* Task details *
Retype the data below without changing a single character, and omit the pictures from your copy.
-*-
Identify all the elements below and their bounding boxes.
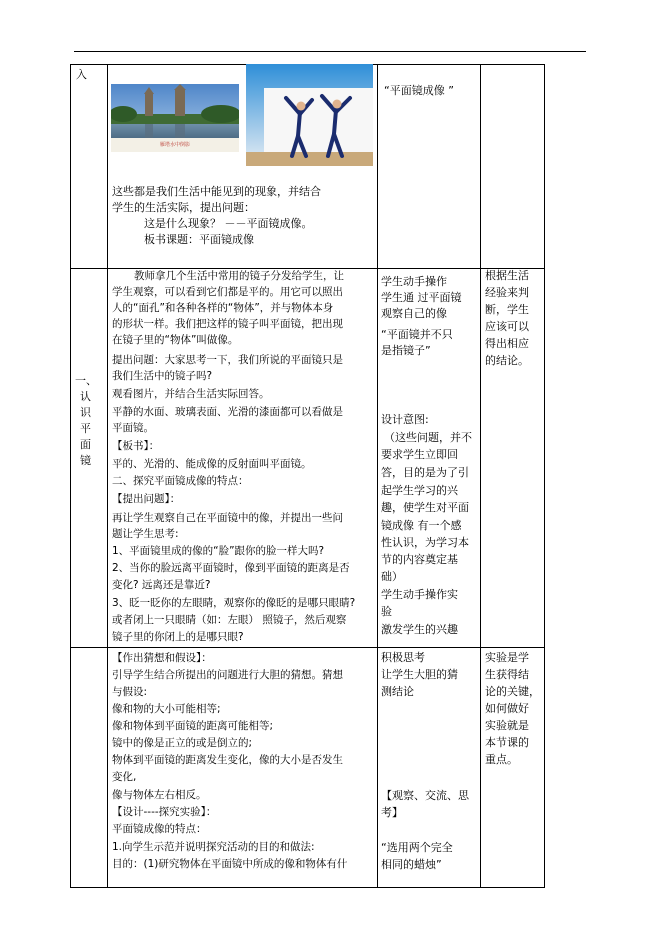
row2-text-line: 变化? 远离还是靠近? <box>112 579 211 591</box>
row2-text-line: 题让学生思考: <box>112 528 179 540</box>
row3-col4-line: 本节课的 <box>485 736 529 749</box>
pagoda-photo <box>111 84 239 152</box>
row3-text-line: 物体到平面镜的距离发生变化，像的大小是否发生 <box>112 754 343 766</box>
row3-text-line: 变化, <box>112 771 137 783</box>
row2-text-line: 镜子里的你闭上的是哪只眼? <box>112 631 244 643</box>
row2-col3-line: 学生通 过平面镜 <box>381 291 462 304</box>
row2-text-line: 【板书】： <box>112 440 160 452</box>
row3-text-line: 【设计----探究实验】： <box>112 806 217 818</box>
row3-col4-line: 论的关键， <box>485 685 540 698</box>
row2-text-line: 1、平面镜里成的像的“脸”跟你的脸一样大吗? <box>112 545 325 557</box>
row3-text-line: 像和物的大小可能相等; <box>112 703 221 715</box>
row2-section-label: 一、 <box>75 374 97 387</box>
row2-col3-line: “平面镜并不只 <box>381 328 453 341</box>
row2-col3-line: 镜成像 有一个感 <box>381 519 462 532</box>
row2-col4-line: 经验来判 <box>485 286 529 299</box>
row2-text-line: 人的“面孔”和各种各样的“物体”，并与物体本身 <box>112 302 334 314</box>
row3-text-line: 像与物体左右相反。 <box>112 789 207 801</box>
column-divider <box>480 65 481 887</box>
row2-section-label: 识 <box>80 406 91 419</box>
row2-text-line: 的形状一样。我们把这样的镜子叫平面镜，把出现 <box>112 318 343 330</box>
row3-text-line: 像和物体到平面镜的距离可能相等; <box>112 720 274 732</box>
row2-col4-line: 断，学生 <box>485 303 529 316</box>
row2-col4-line: 得出相应 <box>485 337 529 350</box>
row3-text-line: 引导学生结合所提出的问题进行大胆的猜想。猜想 <box>112 669 343 681</box>
row3-col4-line: 生获得结 <box>485 668 529 681</box>
row2-col3-line: （这些问题，并不 <box>384 431 472 444</box>
row2-col3-line: 节的内容奠定基 <box>381 553 458 566</box>
row3-text-line: 1.向学生示范并说明探究活动的目的和做法: <box>112 841 315 853</box>
pagoda-photo-caption: 雁塔水中倒影 <box>111 138 239 152</box>
row2-col3-line: 要求学生立即回 <box>381 448 458 461</box>
gymnasts-mirror-icon <box>246 64 373 166</box>
row3-text-line: 平面镜成像的特点： <box>112 823 207 835</box>
row3-col3-line: 考】 <box>381 806 403 819</box>
row3-col3-line: “选用两个完全 <box>381 841 453 854</box>
row2-text-line: 学生观察，可以看到它们都是平的。用它可以照出 <box>112 286 343 298</box>
row2-col4-line: 的结论。 <box>485 354 529 367</box>
row2-text-line: 平面镜。 <box>112 422 154 434</box>
row3-col3-line: 测结论 <box>381 685 414 698</box>
row2-text-line: 观看图片，并结合生活实际回答。 <box>112 388 270 400</box>
row2-text-line: 再让学生观察自己在平面镜中的像，并提出一些问 <box>112 512 343 524</box>
row2-section-label: 平 <box>80 422 91 435</box>
row2-section-label: 认 <box>80 390 91 403</box>
row2-section-label: 面 <box>80 438 91 451</box>
column-divider <box>107 65 108 887</box>
row2-text-line: 平静的水面、玻璃表面、光滑的漆面都可以看做是 <box>112 406 343 418</box>
row2-text-line: 教师拿几个生活中常用的镜子分发给学生，让 <box>134 270 344 282</box>
row2-text-line: 3、眨一眨你的左眼睛，观察你的像眨的是哪只眼睛? <box>112 597 356 609</box>
row2-col3-line: 学生动手操作实 <box>381 588 458 601</box>
row1-text-line: 这是什么现象？ －－平面镜成像。 <box>144 217 313 230</box>
row2-text-line: 或者闭上一只眼睛（如：左眼） 照镜子，然后观察 <box>112 614 347 626</box>
row3-text-line: 目的：(1)研究物体在平面镜中所成的像和物体有什 <box>112 858 348 870</box>
row2-col3-line: 是指镜子” <box>381 344 431 357</box>
row3-text-line: 镜中的像是正立的或是倒立的; <box>112 737 253 749</box>
row2-text-line: 平的、光滑的、能成像的反射面叫平面镜。 <box>112 458 312 470</box>
row3-col3-line: 积极思考 <box>381 651 425 664</box>
row3-text-line: 【作出猜想和假设】： <box>112 652 212 664</box>
row2-text-line: 提出问题：大家思考一下，我们所说的平面镜只是 <box>112 354 343 366</box>
row3-col3-line: 【观察、交流、思 <box>381 789 469 802</box>
row2-text-line: 在镜子里的“物体”叫做像。 <box>112 334 239 346</box>
row1-col3-text: “平面镜成像 ” <box>384 84 454 97</box>
row3-col4-line: 如何做好 <box>485 702 529 715</box>
gymnast-photo <box>246 64 373 166</box>
row2-text-line: 2、当你的脸远离平面镜时，像到平面镜的距离是否 <box>112 562 350 574</box>
row1-text-line: 学生的生活实际，提出问题： <box>112 201 255 214</box>
header-rule <box>74 51 586 52</box>
row2-section-label: 镜 <box>80 454 91 467</box>
row3-col3-line: 相同的蜡烛” <box>381 858 442 871</box>
row3-col4-line: 重点。 <box>485 753 518 766</box>
row2-col3-line: 观察自己的像 <box>381 307 447 320</box>
row3-col4-line: 实验就是 <box>485 719 529 732</box>
row-divider <box>71 647 544 648</box>
row1-text-line: 这些都是我们生活中能见到的现象，并结合 <box>112 185 321 198</box>
row2-col3-line: 学生动手操作 <box>381 275 447 288</box>
row2-col4-line: 应该可以 <box>485 320 529 333</box>
row2-text-line: 我们生活中的镜子吗? <box>112 370 213 382</box>
row1-stage-label: 入 <box>76 68 87 81</box>
row2-col3-line: 验 <box>381 605 392 618</box>
row2-col3-line: 性认识，为学习本 <box>381 536 469 549</box>
row3-col4-line: 实验是学 <box>485 651 529 664</box>
row2-col3-line: 设计意图: <box>381 413 429 426</box>
row2-col4-line: 根据生活 <box>485 269 529 282</box>
row1-text-line: 板书课题：平面镜成像 <box>144 233 254 246</box>
row2-text-line: 二、探究平面镜成像的特点： <box>112 475 249 487</box>
row3-text-line: 与假设: <box>112 686 148 698</box>
row2-col3-line: 础） <box>381 570 403 583</box>
row3-col3-line: 让学生大胆的猜 <box>381 668 458 681</box>
row2-col3-line: 激发学生的兴趣 <box>381 623 458 636</box>
row2-col3-line: 答，目的是为了引 <box>381 466 469 479</box>
row2-col3-line: 趣，使学生对平面 <box>381 501 469 514</box>
column-divider <box>377 65 378 887</box>
row2-text-line: 【提出问题】： <box>112 493 181 505</box>
row2-col3-line: 起学生学习的兴 <box>381 484 458 497</box>
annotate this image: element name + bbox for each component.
-*-
* Output *
Identify all the elements below and their bounding boxes.
row2-text-line: 变化? 远离还是靠近? <box>112 579 211 591</box>
row2-text-line: 题让学生思考: <box>112 528 179 540</box>
row3-col4-line: 本节课的 <box>485 736 529 749</box>
pagoda-photo <box>111 84 239 152</box>
row3-text-line: 物体到平面镜的距离发生变化，像的大小是否发生 <box>112 754 343 766</box>
row3-text-line: 变化, <box>112 771 137 783</box>
row2-text-line: 镜子里的你闭上的是哪只眼? <box>112 631 244 643</box>
row2-col3-line: 学生通 过平面镜 <box>381 291 462 304</box>
row2-text-line: 【板书】： <box>112 440 160 452</box>
row3-text-line: 【设计----探究实验】： <box>112 806 217 818</box>
row3-col4-line: 论的关键， <box>485 685 540 698</box>
row2-text-line: 1、平面镜里成的像的“脸”跟你的脸一样大吗? <box>112 545 325 557</box>
row3-text-line: 像和物的大小可能相等; <box>112 703 221 715</box>
row2-section-label: 一、 <box>75 374 97 387</box>
row2-col3-line: “平面镜并不只 <box>381 328 453 341</box>
row2-col3-line: 镜成像 有一个感 <box>381 519 462 532</box>
row2-col4-line: 经验来判 <box>485 286 529 299</box>
row2-text-line: 人的“面孔”和各种各样的“物体”，并与物体本身 <box>112 302 334 314</box>
row3-text-line: 像与物体左右相反。 <box>112 789 207 801</box>
column-divider <box>480 65 481 887</box>
row2-section-label: 识 <box>80 406 91 419</box>
row2-text-line: 的形状一样。我们把这样的镜子叫平面镜，把出现 <box>112 318 343 330</box>
row3-text-line: 像和物体到平面镜的距离可能相等; <box>112 720 274 732</box>
row2-col4-line: 断，学生 <box>485 303 529 316</box>
row2-col4-line: 得出相应 <box>485 337 529 350</box>
row3-text-line: 引导学生结合所提出的问题进行大胆的猜想。猜想 <box>112 669 343 681</box>
row3-col4-line: 生获得结 <box>485 668 529 681</box>
row2-col3-line: （这些问题，并不 <box>384 431 472 444</box>
row2-col3-line: 节的内容奠定基 <box>381 553 458 566</box>
row3-text-line: 1.向学生示范并说明探究活动的目的和做法: <box>112 841 315 853</box>
pagoda-photo-caption: 雁塔水中倒影 <box>111 138 239 152</box>
row2-col3-line: 要求学生立即回 <box>381 448 458 461</box>
gymnasts-mirror-icon <box>246 64 373 166</box>
row3-text-line: 平面镜成像的特点： <box>112 823 207 835</box>
row3-col3-line: 考】 <box>381 806 403 819</box>
row3-col3-line: “选用两个完全 <box>381 841 453 854</box>
row2-text-line: 学生观察，可以看到它们都是平的。用它可以照出 <box>112 286 343 298</box>
row2-col4-line: 的结论。 <box>485 354 529 367</box>
row2-text-line: 平面镜。 <box>112 422 154 434</box>
row3-col3-line: 测结论 <box>381 685 414 698</box>
row2-text-line: 观看图片，并结合生活实际回答。 <box>112 388 270 400</box>
row2-text-line: 再让学生观察自己在平面镜中的像，并提出一些问 <box>112 512 343 524</box>
row2-section-label: 平 <box>80 422 91 435</box>
row2-section-label: 认 <box>80 390 91 403</box>
row2-section-label: 面 <box>80 438 91 451</box>
column-divider <box>107 65 108 887</box>
row2-text-line: 平静的水面、玻璃表面、光滑的漆面都可以看做是 <box>112 406 343 418</box>
row2-text-line: 教师拿几个生活中常用的镜子分发给学生，让 <box>134 270 344 282</box>
row2-text-line: 3、眨一眨你的左眼睛，观察你的像眨的是哪只眼睛? <box>112 597 356 609</box>
row2-col3-line: 学生动手操作实 <box>381 588 458 601</box>
row1-text-line: 这是什么现象？ －－平面镜成像。 <box>144 217 313 230</box>
row2-text-line: 或者闭上一只眼睛（如：左眼） 照镜子，然后观察 <box>112 614 347 626</box>
row3-text-line: 目的：(1)研究物体在平面镜中所成的像和物体有什 <box>112 858 348 870</box>
row2-col3-line: 是指镜子” <box>381 344 431 357</box>
row3-text-line: 镜中的像是正立的或是倒立的; <box>112 737 253 749</box>
row2-text-line: 平的、光滑的、能成像的反射面叫平面镜。 <box>112 458 312 470</box>
row3-col3-line: 积极思考 <box>381 651 425 664</box>
row3-text-line: 【作出猜想和假设】： <box>112 652 212 664</box>
row2-text-line: 提出问题：大家思考一下，我们所说的平面镜只是 <box>112 354 343 366</box>
row3-col3-line: 【观察、交流、思 <box>381 789 469 802</box>
row2-text-line: 在镜子里的“物体”叫做像。 <box>112 334 239 346</box>
row1-col3-text: “平面镜成像 ” <box>384 84 454 97</box>
row3-col4-line: 如何做好 <box>485 702 529 715</box>
gymnast-photo <box>246 64 373 166</box>
row2-text-line: 2、当你的脸远离平面镜时，像到平面镜的距离是否 <box>112 562 350 574</box>
row1-text-line: 学生的生活实际，提出问题： <box>112 201 255 214</box>
header-rule <box>74 51 586 52</box>
row2-section-label: 镜 <box>80 454 91 467</box>
row3-col3-line: 相同的蜡烛” <box>381 858 442 871</box>
row3-col4-line: 重点。 <box>485 753 518 766</box>
row2-col3-line: 观察自己的像 <box>381 307 447 320</box>
row3-col4-line: 实验就是 <box>485 719 529 732</box>
row-divider <box>71 647 544 648</box>
row1-text-line: 这些都是我们生活中能见到的现象，并结合 <box>112 185 321 198</box>
row2-col3-line: 学生动手操作 <box>381 275 447 288</box>
row2-col4-line: 应该可以 <box>485 320 529 333</box>
row2-text-line: 我们生活中的镜子吗? <box>112 370 213 382</box>
row1-stage-label: 入 <box>76 68 87 81</box>
row2-col3-line: 验 <box>381 605 392 618</box>
row2-col3-line: 性认识，为学习本 <box>381 536 469 549</box>
row3-col4-line: 实验是学 <box>485 651 529 664</box>
row2-col3-line: 设计意图: <box>381 413 429 426</box>
row2-col4-line: 根据生活 <box>485 269 529 282</box>
row1-text-line: 板书课题：平面镜成像 <box>144 233 254 246</box>
row2-text-line: 二、探究平面镜成像的特点： <box>112 475 249 487</box>
row3-text-line: 与假设: <box>112 686 148 698</box>
row2-col3-line: 础） <box>381 570 403 583</box>
row3-col3-line: 让学生大胆的猜 <box>381 668 458 681</box>
row2-col3-line: 激发学生的兴趣 <box>381 623 458 636</box>
row2-col3-line: 答，目的是为了引 <box>381 466 469 479</box>
row2-col3-line: 趣，使学生对平面 <box>381 501 469 514</box>
column-divider <box>377 65 378 887</box>
row2-text-line: 【提出问题】： <box>112 493 181 505</box>
row2-col3-line: 起学生学习的兴 <box>381 484 458 497</box>
annotate this image: element name + bbox for each component.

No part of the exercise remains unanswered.